**What is being asked**
Please report every line from the material that contains the word "this".

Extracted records
* * * * * * * * *
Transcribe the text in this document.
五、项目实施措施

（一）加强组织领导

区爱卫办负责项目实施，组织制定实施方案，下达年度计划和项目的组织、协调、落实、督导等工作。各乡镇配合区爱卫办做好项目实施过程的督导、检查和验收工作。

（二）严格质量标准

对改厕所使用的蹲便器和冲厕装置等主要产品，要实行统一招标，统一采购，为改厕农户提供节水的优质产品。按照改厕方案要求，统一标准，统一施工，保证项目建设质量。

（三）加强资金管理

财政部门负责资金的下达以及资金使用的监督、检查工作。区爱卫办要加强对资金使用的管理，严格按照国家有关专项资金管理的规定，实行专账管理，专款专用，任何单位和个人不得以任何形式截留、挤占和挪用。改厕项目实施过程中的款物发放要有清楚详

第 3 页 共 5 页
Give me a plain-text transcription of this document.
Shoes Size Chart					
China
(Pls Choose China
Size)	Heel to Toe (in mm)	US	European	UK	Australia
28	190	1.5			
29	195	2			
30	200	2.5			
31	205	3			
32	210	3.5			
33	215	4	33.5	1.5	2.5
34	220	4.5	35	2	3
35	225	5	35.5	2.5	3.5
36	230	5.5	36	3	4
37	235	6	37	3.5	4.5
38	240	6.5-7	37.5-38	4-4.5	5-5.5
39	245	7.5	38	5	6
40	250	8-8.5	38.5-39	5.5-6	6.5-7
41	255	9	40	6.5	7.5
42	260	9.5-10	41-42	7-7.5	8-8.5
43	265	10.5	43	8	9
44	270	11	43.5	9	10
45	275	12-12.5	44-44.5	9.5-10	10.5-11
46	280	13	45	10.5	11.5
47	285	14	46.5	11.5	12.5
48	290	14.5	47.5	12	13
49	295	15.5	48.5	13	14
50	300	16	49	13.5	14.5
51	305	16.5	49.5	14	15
* * * * * * * * *
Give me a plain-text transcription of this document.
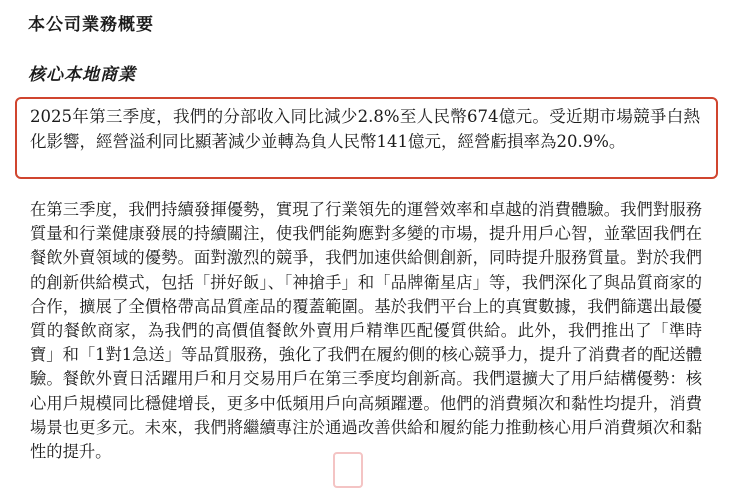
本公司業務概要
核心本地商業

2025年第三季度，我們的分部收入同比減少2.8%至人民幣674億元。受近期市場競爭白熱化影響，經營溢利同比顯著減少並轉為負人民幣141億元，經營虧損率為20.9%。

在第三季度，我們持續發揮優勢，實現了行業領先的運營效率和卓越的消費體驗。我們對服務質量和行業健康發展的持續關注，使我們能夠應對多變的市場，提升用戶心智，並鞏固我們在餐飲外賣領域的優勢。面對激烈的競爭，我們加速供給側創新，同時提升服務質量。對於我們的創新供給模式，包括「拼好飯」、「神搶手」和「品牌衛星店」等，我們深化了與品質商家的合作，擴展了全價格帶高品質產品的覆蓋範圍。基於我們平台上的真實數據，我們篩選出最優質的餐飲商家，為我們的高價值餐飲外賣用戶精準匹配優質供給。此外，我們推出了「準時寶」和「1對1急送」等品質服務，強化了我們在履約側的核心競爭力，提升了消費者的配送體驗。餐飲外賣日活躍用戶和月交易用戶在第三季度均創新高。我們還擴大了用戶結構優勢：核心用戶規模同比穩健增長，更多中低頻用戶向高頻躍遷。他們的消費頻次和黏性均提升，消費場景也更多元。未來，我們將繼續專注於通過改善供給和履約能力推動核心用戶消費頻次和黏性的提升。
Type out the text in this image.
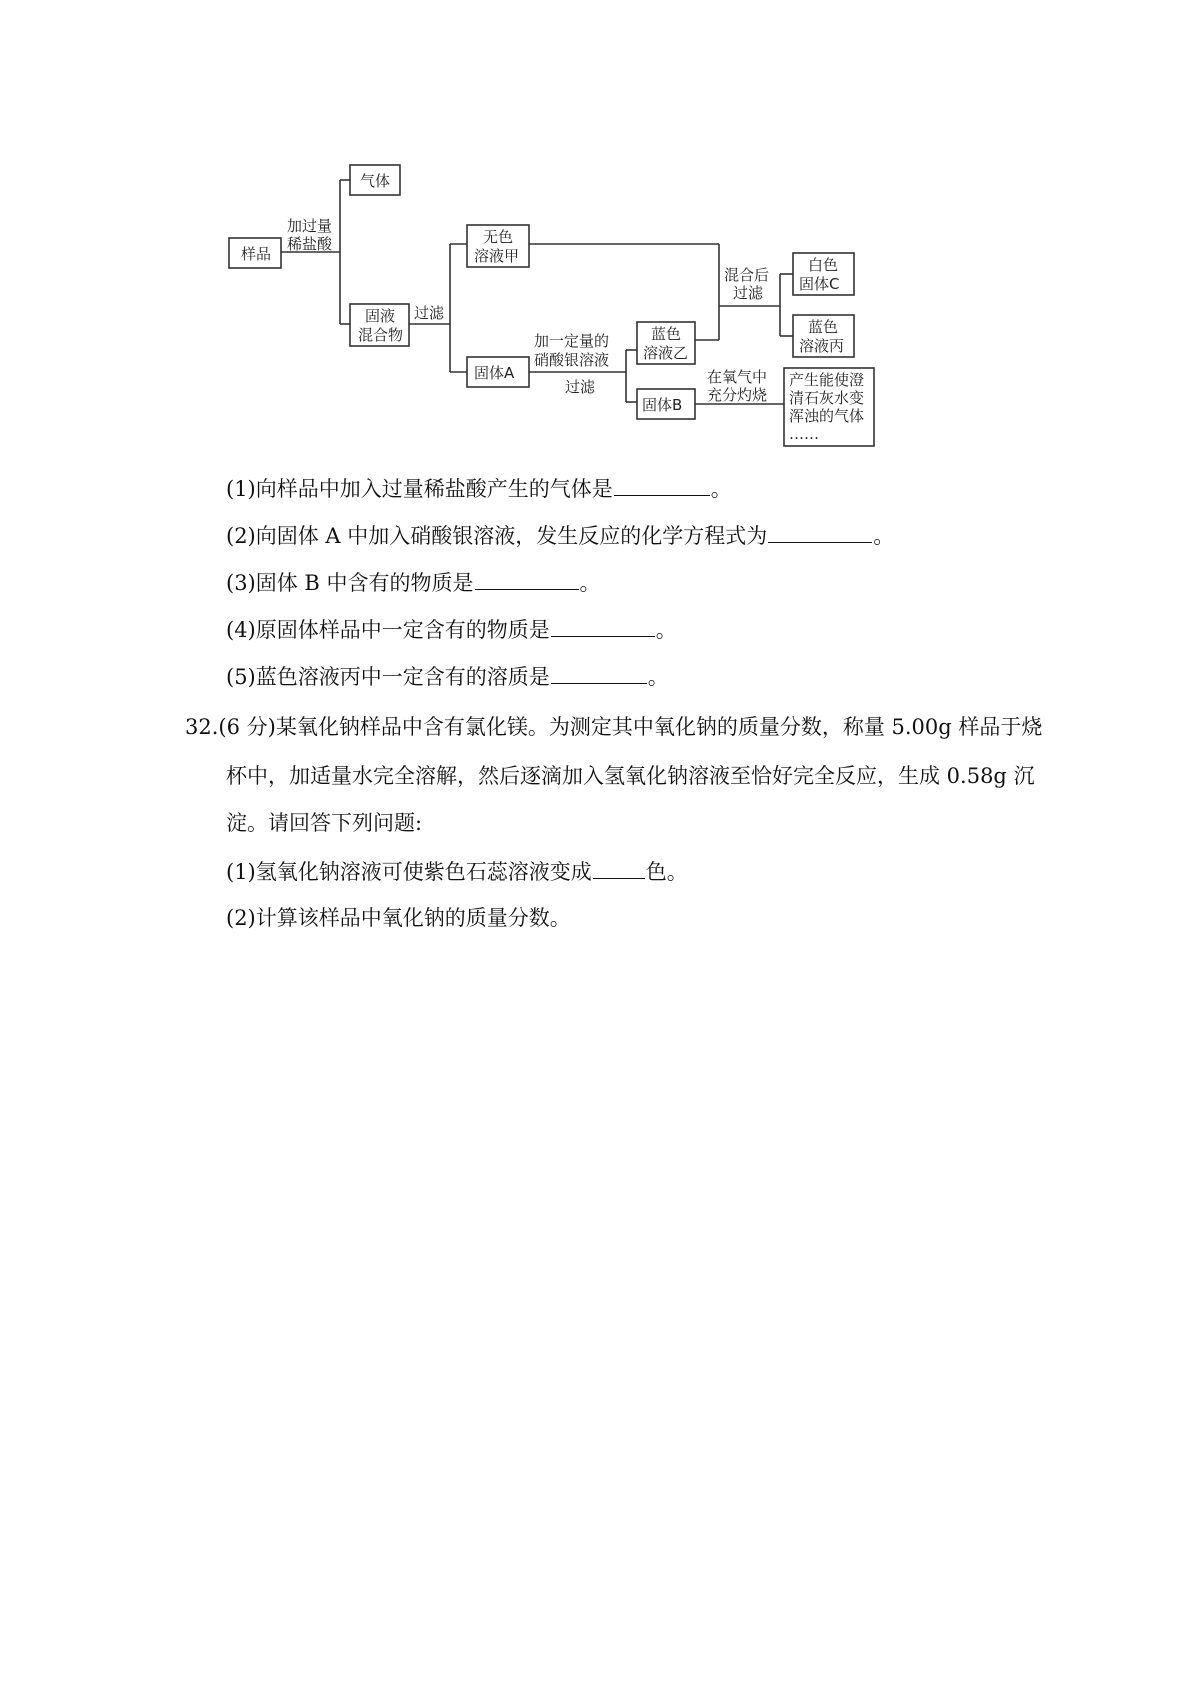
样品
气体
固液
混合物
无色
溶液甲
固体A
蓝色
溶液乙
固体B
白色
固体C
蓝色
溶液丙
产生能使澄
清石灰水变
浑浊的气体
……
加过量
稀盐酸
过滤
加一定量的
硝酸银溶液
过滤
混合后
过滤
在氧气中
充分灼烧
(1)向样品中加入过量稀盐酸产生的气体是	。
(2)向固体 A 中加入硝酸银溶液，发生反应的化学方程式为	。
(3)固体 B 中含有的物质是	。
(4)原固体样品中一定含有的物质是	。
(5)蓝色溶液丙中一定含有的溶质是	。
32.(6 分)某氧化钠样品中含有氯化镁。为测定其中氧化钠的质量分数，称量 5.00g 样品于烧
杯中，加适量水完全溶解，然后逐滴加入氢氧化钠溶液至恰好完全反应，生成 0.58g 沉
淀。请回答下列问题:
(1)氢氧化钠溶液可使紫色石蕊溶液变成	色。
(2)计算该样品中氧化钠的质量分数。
* * * * * * * * *
**Problem solution**
Transcribe the text in this document.
Give me a plain-text transcription of this document.
Give me a plain-text transcription of this document.
Type out the text in this image.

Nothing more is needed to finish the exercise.